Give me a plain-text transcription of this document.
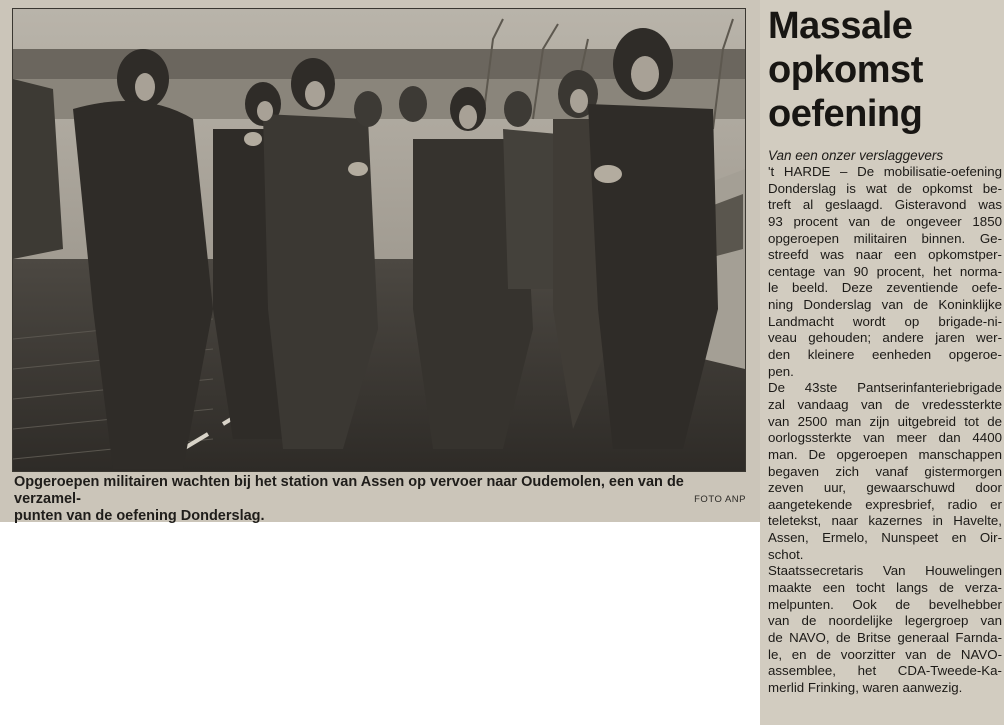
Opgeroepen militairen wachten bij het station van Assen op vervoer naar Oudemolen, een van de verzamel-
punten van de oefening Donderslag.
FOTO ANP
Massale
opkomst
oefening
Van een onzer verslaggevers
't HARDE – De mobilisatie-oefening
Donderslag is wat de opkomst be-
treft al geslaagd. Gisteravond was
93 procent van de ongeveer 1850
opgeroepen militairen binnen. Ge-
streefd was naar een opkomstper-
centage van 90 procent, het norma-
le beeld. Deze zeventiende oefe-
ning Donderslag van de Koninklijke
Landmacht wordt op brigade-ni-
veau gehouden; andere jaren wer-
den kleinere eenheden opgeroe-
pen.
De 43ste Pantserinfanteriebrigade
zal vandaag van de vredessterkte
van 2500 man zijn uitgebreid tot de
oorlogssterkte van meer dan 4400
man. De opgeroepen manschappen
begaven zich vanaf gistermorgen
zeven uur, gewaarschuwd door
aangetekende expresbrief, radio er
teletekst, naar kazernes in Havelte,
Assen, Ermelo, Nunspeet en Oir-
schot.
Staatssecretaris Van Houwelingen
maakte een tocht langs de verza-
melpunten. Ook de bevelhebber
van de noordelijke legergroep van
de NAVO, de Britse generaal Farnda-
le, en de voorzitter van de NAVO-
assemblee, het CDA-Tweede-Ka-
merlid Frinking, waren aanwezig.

* * *

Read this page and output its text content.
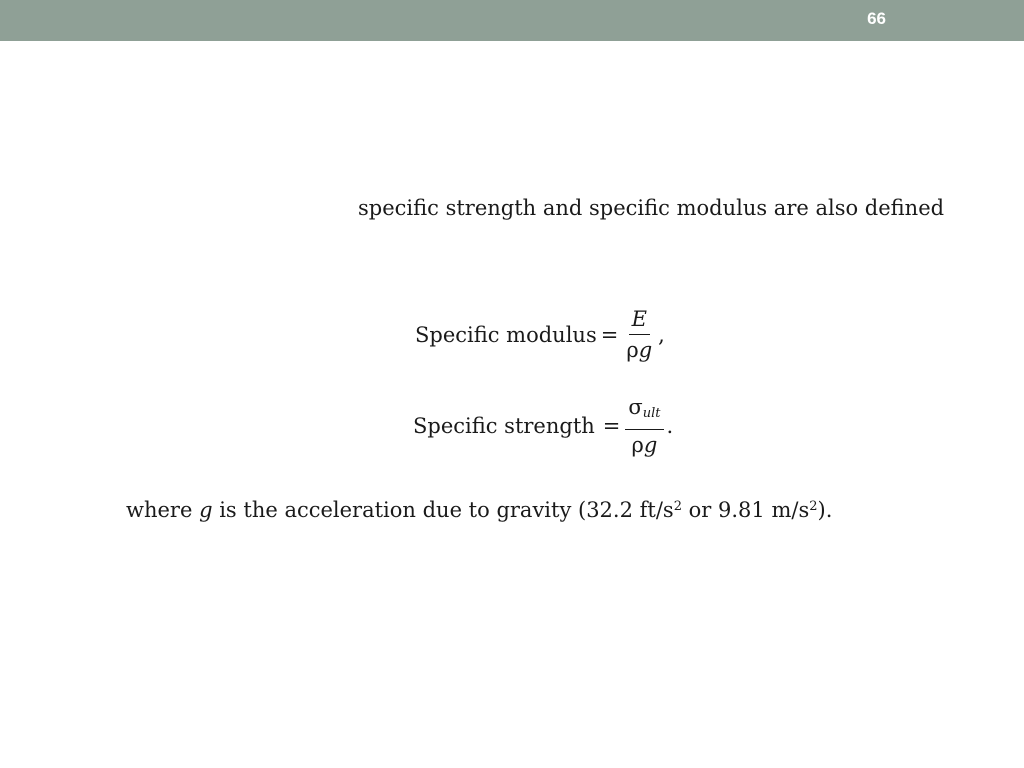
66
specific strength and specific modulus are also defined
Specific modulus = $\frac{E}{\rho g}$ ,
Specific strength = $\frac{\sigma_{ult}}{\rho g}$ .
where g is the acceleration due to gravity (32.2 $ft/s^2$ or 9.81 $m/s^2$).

* [PROBLEM DESCRIPTION] Go over the data above and copy every line that has the word "strength" in it.

* [SOLUTION FOR THIS TASK]
specific strength and specific modulus are also defined
Specific strength = $\frac{\sigma_{ult}}{\rho g}$ .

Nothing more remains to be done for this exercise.